### Short task
Every record below should be transcribed exactly. Omit the images.

### Stored data
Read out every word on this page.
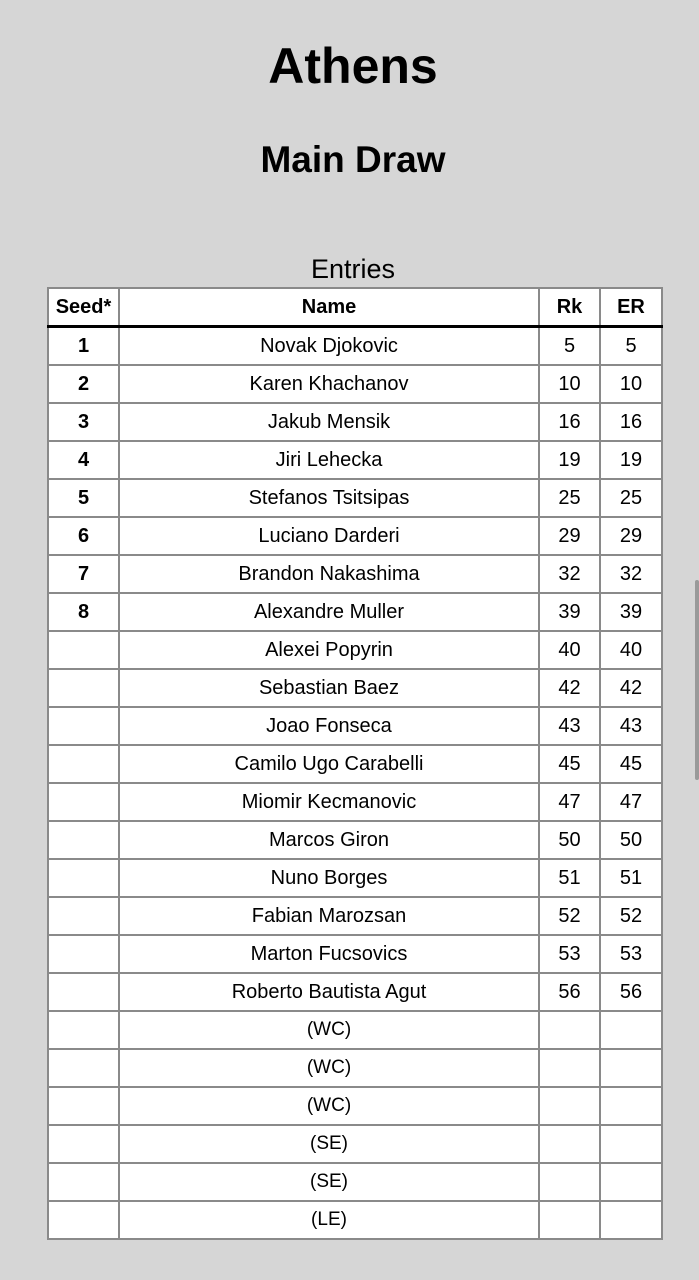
Athens
Main Draw
Entries
Seed*	Name	Rk	ER
1	Novak Djokovic	5	5
2	Karen Khachanov	10	10
3	Jakub Mensik	16	16
4	Jiri Lehecka	19	19
5	Stefanos Tsitsipas	25	25
6	Luciano Darderi	29	29
7	Brandon Nakashima	32	32
8	Alexandre Muller	39	39
	Alexei Popyrin	40	40
	Sebastian Baez	42	42
	Joao Fonseca	43	43
	Camilo Ugo Carabelli	45	45
	Miomir Kecmanovic	47	47
	Marcos Giron	50	50
	Nuno Borges	51	51
	Fabian Marozsan	52	52
	Marton Fucsovics	53	53
	Roberto Bautista Agut	56	56
	(WC)		
	(WC)		
	(WC)		
	(SE)		
	(SE)		
	(LE)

### In response
Read out every word on this page.
Athens
Main Draw
Entries
Seed*	Name	Rk	ER
1	Novak Djokovic	5	5
2	Karen Khachanov	10	10
3	Jakub Mensik	16	16
4	Jiri Lehecka	19	19
5	Stefanos Tsitsipas	25	25
6	Luciano Darderi	29	29
7	Brandon Nakashima	32	32
8	Alexandre Muller	39	39
	Alexei Popyrin	40	40
	Sebastian Baez	42	42
	Joao Fonseca	43	43
	Camilo Ugo Carabelli	45	45
	Miomir Kecmanovic	47	47
	Marcos Giron	50	50
	Nuno Borges	51	51
	Fabian Marozsan	52	52
	Marton Fucsovics	53	53
	Roberto Bautista Agut	56	56
	(WC)		
	(WC)		
	(WC)		
	(SE)		
	(SE)		
	(LE)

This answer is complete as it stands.